─── Dataset excerpts ───

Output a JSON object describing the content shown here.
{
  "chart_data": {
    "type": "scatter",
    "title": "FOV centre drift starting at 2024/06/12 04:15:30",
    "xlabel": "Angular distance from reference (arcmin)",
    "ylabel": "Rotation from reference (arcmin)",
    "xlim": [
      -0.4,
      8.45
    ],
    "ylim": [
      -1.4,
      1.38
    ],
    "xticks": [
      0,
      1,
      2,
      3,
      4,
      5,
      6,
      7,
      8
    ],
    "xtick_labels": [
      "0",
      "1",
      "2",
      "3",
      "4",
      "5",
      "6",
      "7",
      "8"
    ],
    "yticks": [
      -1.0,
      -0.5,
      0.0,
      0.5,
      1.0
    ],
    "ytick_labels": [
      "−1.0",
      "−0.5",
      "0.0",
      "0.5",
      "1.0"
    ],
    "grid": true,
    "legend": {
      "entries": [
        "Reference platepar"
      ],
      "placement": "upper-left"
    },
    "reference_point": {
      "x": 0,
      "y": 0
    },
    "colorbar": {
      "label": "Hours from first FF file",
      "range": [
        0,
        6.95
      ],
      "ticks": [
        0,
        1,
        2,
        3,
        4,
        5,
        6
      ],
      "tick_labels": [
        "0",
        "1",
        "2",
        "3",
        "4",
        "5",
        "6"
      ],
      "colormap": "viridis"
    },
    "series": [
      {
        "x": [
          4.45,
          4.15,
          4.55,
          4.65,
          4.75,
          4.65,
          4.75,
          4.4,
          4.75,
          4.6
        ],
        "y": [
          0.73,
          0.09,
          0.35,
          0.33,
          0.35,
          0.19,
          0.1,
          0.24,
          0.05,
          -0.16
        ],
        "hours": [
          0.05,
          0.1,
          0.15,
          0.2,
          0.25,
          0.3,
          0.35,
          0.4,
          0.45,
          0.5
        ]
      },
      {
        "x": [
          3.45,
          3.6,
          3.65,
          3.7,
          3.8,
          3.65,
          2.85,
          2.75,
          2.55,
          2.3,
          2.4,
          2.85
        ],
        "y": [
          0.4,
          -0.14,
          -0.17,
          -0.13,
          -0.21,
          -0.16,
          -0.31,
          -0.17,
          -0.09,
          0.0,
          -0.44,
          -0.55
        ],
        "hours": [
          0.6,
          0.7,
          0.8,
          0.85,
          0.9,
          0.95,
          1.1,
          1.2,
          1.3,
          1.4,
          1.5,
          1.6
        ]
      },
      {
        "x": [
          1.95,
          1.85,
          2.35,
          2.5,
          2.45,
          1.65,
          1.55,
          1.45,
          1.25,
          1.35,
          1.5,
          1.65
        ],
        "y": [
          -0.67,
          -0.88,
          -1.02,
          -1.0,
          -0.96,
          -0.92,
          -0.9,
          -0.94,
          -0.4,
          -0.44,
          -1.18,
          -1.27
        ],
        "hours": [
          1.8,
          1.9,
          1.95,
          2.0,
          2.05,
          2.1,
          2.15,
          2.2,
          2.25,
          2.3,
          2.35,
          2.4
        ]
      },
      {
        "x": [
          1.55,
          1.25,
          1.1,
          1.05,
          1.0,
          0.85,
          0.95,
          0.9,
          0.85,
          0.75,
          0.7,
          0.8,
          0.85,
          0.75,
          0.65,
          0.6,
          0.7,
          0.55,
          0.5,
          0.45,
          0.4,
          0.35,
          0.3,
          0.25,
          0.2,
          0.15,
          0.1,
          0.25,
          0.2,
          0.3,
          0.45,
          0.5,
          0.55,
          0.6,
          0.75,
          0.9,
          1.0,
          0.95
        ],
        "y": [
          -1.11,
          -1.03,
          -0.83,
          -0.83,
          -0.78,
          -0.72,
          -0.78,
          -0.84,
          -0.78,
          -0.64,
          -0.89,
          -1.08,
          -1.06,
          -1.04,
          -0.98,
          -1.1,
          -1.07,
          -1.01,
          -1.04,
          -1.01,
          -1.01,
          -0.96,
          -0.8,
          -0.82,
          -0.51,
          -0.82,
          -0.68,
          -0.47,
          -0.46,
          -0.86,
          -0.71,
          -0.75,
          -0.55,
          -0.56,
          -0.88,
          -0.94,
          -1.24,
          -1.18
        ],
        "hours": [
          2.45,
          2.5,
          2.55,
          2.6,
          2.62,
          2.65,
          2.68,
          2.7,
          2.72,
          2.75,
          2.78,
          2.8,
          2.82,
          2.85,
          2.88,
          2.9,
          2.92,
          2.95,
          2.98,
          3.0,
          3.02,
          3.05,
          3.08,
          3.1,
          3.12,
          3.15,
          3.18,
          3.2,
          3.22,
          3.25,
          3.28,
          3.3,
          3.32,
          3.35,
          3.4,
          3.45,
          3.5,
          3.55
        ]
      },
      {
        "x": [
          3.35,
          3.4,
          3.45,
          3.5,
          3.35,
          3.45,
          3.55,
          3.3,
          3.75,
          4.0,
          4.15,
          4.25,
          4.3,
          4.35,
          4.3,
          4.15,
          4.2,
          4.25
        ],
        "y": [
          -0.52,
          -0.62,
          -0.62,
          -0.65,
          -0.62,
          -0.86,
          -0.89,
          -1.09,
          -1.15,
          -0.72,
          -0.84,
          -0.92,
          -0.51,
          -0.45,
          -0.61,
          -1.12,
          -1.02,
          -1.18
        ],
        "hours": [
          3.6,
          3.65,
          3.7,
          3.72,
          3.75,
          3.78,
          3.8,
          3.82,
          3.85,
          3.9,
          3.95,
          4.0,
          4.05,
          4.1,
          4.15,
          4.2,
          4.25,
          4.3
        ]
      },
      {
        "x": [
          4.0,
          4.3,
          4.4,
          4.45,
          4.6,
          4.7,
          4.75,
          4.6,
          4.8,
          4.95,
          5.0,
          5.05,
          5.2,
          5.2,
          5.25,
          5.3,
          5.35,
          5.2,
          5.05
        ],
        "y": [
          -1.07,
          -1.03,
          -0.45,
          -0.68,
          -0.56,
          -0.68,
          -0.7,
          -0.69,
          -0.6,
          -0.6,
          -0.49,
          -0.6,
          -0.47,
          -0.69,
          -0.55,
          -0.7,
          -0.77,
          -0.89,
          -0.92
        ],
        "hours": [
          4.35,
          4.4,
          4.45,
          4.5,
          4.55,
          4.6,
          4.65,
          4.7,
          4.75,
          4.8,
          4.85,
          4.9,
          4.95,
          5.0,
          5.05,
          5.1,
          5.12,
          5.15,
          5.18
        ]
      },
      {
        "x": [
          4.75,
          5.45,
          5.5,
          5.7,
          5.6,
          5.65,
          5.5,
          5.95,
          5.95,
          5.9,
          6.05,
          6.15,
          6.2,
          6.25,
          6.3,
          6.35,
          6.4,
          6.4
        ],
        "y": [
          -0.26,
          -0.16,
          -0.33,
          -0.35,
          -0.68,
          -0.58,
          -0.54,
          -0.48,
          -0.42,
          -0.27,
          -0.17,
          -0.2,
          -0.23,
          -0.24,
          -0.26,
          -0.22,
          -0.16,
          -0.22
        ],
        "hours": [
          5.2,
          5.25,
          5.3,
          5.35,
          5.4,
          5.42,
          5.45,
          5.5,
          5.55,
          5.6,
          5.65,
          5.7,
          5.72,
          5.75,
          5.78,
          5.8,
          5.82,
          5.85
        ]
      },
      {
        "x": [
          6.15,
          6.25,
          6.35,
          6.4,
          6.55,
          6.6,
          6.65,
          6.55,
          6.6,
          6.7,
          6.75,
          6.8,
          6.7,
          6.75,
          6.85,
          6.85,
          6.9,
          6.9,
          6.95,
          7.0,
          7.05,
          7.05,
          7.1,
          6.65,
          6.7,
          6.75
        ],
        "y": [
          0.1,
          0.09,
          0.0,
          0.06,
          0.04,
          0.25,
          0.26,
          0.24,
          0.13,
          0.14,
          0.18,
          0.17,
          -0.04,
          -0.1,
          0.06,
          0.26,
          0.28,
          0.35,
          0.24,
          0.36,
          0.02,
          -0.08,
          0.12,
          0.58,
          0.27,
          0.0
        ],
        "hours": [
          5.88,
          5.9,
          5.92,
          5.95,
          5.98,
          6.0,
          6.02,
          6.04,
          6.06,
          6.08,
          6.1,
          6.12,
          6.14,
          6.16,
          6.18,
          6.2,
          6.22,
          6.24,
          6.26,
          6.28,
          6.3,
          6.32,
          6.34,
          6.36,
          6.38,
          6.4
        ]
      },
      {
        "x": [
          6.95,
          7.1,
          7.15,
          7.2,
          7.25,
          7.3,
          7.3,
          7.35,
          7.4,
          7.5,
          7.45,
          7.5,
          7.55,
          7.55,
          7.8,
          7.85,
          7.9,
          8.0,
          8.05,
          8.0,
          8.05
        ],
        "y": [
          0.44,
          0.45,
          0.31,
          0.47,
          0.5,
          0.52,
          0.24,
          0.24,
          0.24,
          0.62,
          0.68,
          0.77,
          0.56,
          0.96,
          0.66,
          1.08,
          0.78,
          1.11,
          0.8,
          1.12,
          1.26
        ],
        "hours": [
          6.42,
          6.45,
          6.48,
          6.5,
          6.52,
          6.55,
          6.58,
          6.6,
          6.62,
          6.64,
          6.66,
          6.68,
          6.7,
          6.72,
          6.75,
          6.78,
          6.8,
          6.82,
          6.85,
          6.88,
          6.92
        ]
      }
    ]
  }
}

───

▸ Work required: Select the lines in this material that hold the word "arcmin", leaving none out.

▸ Task result:
    "xlabel": "Angular distance from reference (arcmin)",
    "ylabel": "Rotation from reference (arcmin)",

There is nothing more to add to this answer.